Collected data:
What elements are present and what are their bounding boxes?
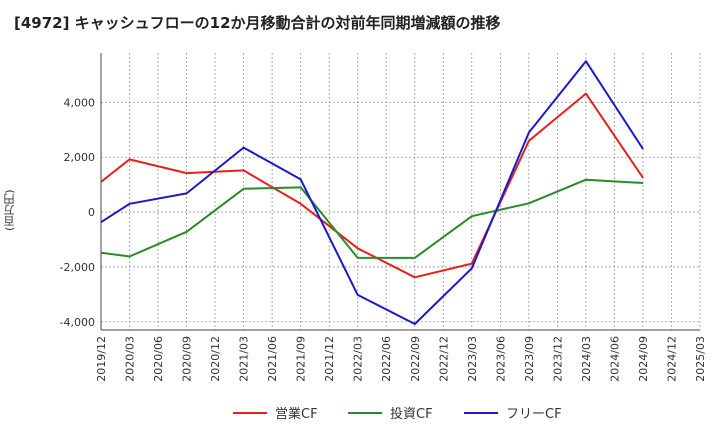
x-tick-label: 2021/09 [295,336,308,382]
x-tick-label: 2023/06 [494,336,507,382]
series-line-投資CF [100,178,644,259]
x-tick-label: 2023/12 [551,336,564,382]
x-tick-label: 2021/06 [266,336,279,382]
y-tick-label: 4,000 [64,96,96,109]
x-tick-label: 2024/09 [637,336,650,382]
legend-label: 営業CF [275,406,318,422]
x-tick-label: 2020/03 [124,336,137,382]
x-tick-label: 2024/06 [608,336,621,382]
x-tick-label: 2020/12 [209,336,222,382]
x-tick-label: 2020/06 [152,336,165,382]
chart-title: [4972] キャッシュフローの12か月移動合計の対前年同期増減額の推移 [14,14,501,32]
legend-label: 投資CF [390,406,433,422]
x-tick-label: 2025/03 [694,336,707,382]
x-tick-label: 2024/12 [665,336,678,382]
x-tick-label: 2022/09 [409,336,422,382]
x-tick-label: 2020/09 [181,336,194,382]
plot-area [101,53,700,330]
y-tick-label: -2,000 [60,261,95,274]
x-tick-label: 2023/03 [466,336,479,382]
legend-label: フリーCF [506,407,562,422]
x-tick-label: 2022/12 [437,336,450,382]
x-tick-label: 2024/03 [580,336,593,382]
x-tick-label: 2023/09 [523,336,536,382]
series-line-営業CF [100,92,644,279]
y-tick-label: -4,000 [60,316,95,329]
x-tick-label: 2021/03 [238,336,251,382]
y-tick-label: 0 [88,206,95,219]
y-tick-label: 2,000 [64,151,96,164]
series-line-フリーCF [100,60,644,325]
x-tick-label: 2022/03 [352,336,365,382]
x-tick-label: 2019/12 [95,336,108,382]
x-tick-label: 2021/12 [323,336,336,382]
x-tick-label: 2022/06 [380,336,393,382]
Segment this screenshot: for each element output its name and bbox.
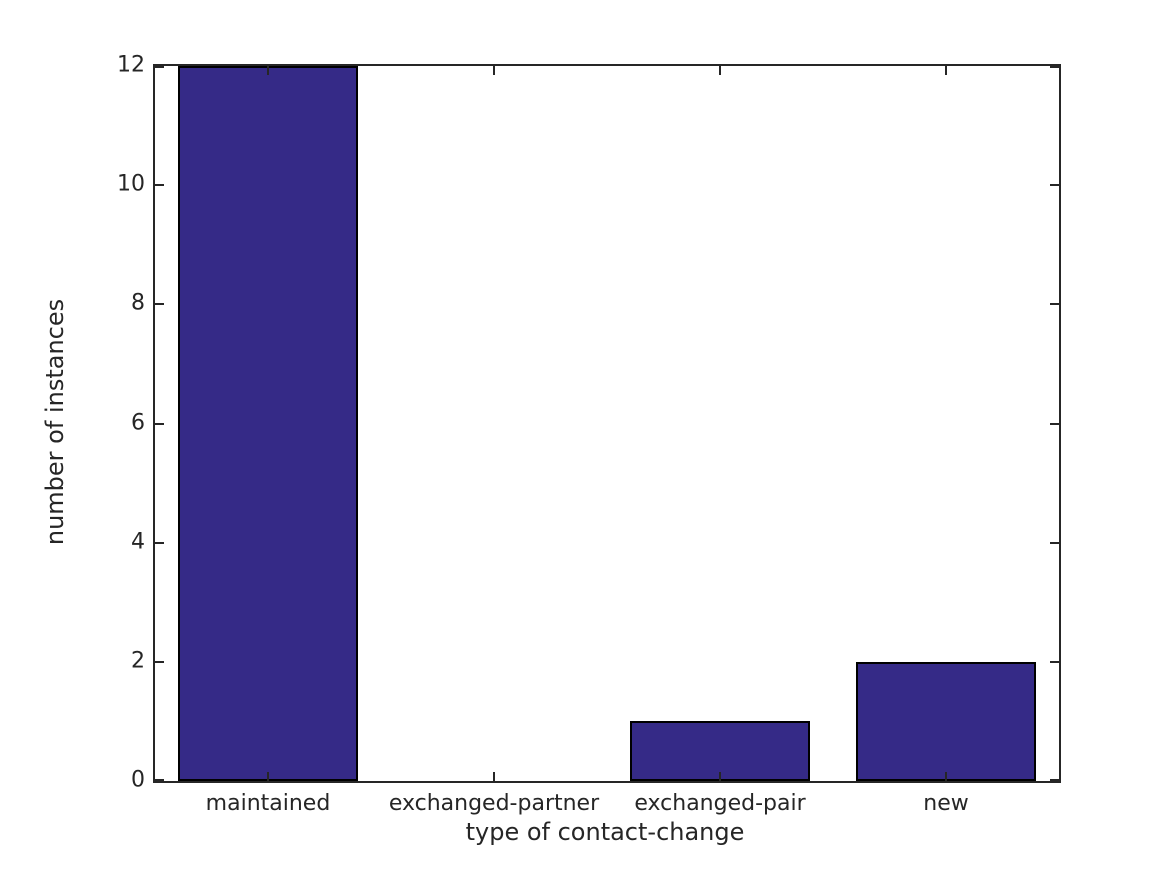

*Task goal:*
In the part of the records that opens with the line containing "x-tick-label: 2021/09 [295,336,308,382]" and closes with the line containing "x-tick-label: 2024/12 [665,336,678,382]", could you switch "legend-label" to "legend-text" and give back only those lines, with nothing else changed?

*Task response:*
x-tick-label: 2021/09 [295,336,308,382]
x-tick-label: 2023/06 [494,336,507,382]
series-line-投資CF [100,178,644,259]
x-tick-label: 2023/12 [551,336,564,382]
x-tick-label: 2021/06 [266,336,279,382]
y-tick-label: 4,000 [64,96,96,109]
x-tick-label: 2024/09 [637,336,650,382]
legend-text: 営業CF [275,406,318,422]
x-tick-label: 2020/03 [124,336,137,382]
x-tick-label: 2024/06 [608,336,621,382]
x-tick-label: 2020/12 [209,336,222,382]
x-tick-label: 2020/06 [152,336,165,382]
chart-title: [4972] キャッシュフローの12か月移動合計の対前年同期増減額の推移 [14,14,501,32]
legend-text: 投資CF [390,406,433,422]
x-tick-label: 2025/03 [694,336,707,382]
x-tick-label: 2024/12 [665,336,678,382]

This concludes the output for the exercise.